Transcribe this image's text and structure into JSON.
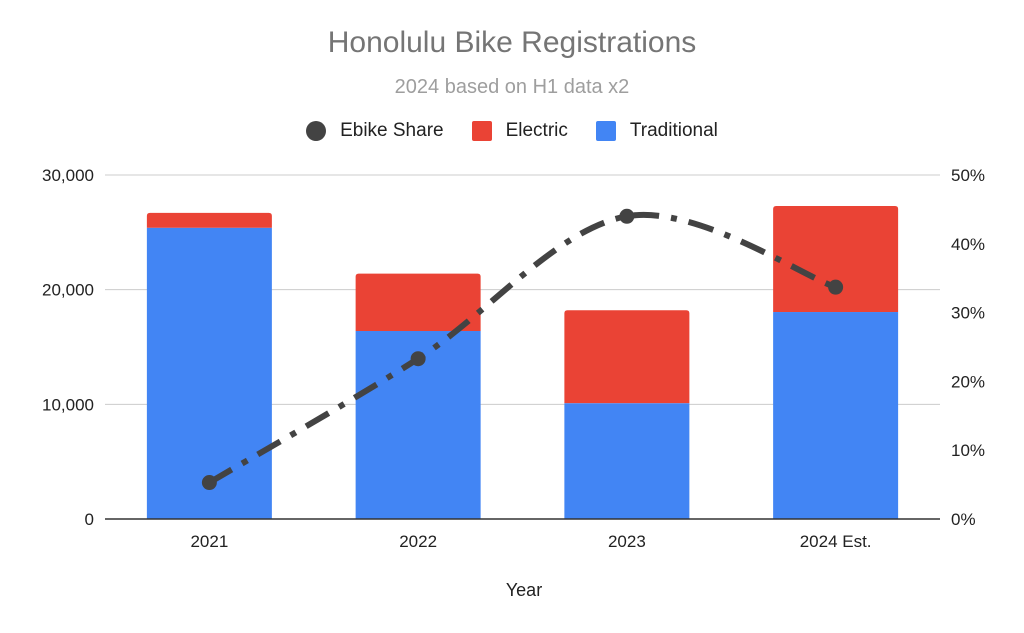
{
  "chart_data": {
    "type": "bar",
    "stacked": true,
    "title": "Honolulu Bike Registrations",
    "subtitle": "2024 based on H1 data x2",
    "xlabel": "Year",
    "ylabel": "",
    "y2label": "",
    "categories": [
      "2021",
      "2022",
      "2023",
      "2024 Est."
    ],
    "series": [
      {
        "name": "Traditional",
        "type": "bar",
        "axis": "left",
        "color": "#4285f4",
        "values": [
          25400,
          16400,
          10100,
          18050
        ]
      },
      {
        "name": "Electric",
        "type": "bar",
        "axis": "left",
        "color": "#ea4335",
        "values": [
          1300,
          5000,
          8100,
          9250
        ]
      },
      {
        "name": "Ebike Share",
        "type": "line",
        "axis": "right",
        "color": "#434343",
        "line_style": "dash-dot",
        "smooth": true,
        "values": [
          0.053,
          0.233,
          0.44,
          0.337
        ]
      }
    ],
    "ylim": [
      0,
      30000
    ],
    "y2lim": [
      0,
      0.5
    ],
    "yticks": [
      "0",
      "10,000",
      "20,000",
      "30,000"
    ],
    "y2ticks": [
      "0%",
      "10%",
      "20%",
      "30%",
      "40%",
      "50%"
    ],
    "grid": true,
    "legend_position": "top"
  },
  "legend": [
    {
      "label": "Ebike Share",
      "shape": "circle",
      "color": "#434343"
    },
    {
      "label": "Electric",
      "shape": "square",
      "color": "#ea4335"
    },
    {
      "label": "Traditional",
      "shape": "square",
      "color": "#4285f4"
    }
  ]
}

· · ·

> **Problem description**: From the material above, reproduce everything verbatim except the pictures.

> **Answer below**:
Transcribe this image's text and structure into JSON.
{
  "chart_data": {
    "type": "bar",
    "stacked": true,
    "title": "Honolulu Bike Registrations",
    "subtitle": "2024 based on H1 data x2",
    "xlabel": "Year",
    "ylabel": "",
    "y2label": "",
    "categories": [
      "2021",
      "2022",
      "2023",
      "2024 Est."
    ],
    "series": [
      {
        "name": "Traditional",
        "type": "bar",
        "axis": "left",
        "color": "#4285f4",
        "values": [
          25400,
          16400,
          10100,
          18050
        ]
      },
      {
        "name": "Electric",
        "type": "bar",
        "axis": "left",
        "color": "#ea4335",
        "values": [
          1300,
          5000,
          8100,
          9250
        ]
      },
      {
        "name": "Ebike Share",
        "type": "line",
        "axis": "right",
        "color": "#434343",
        "line_style": "dash-dot",
        "smooth": true,
        "values": [
          0.053,
          0.233,
          0.44,
          0.337
        ]
      }
    ],
    "ylim": [
      0,
      30000
    ],
    "y2lim": [
      0,
      0.5
    ],
    "yticks": [
      "0",
      "10,000",
      "20,000",
      "30,000"
    ],
    "y2ticks": [
      "0%",
      "10%",
      "20%",
      "30%",
      "40%",
      "50%"
    ],
    "grid": true,
    "legend_position": "top"
  },
  "legend": [
    {
      "label": "Ebike Share",
      "shape": "circle",
      "color": "#434343"
    },
    {
      "label": "Electric",
      "shape": "square",
      "color": "#ea4335"
    },
    {
      "label": "Traditional",
      "shape": "square",
      "color": "#4285f4"
    }
  ]
}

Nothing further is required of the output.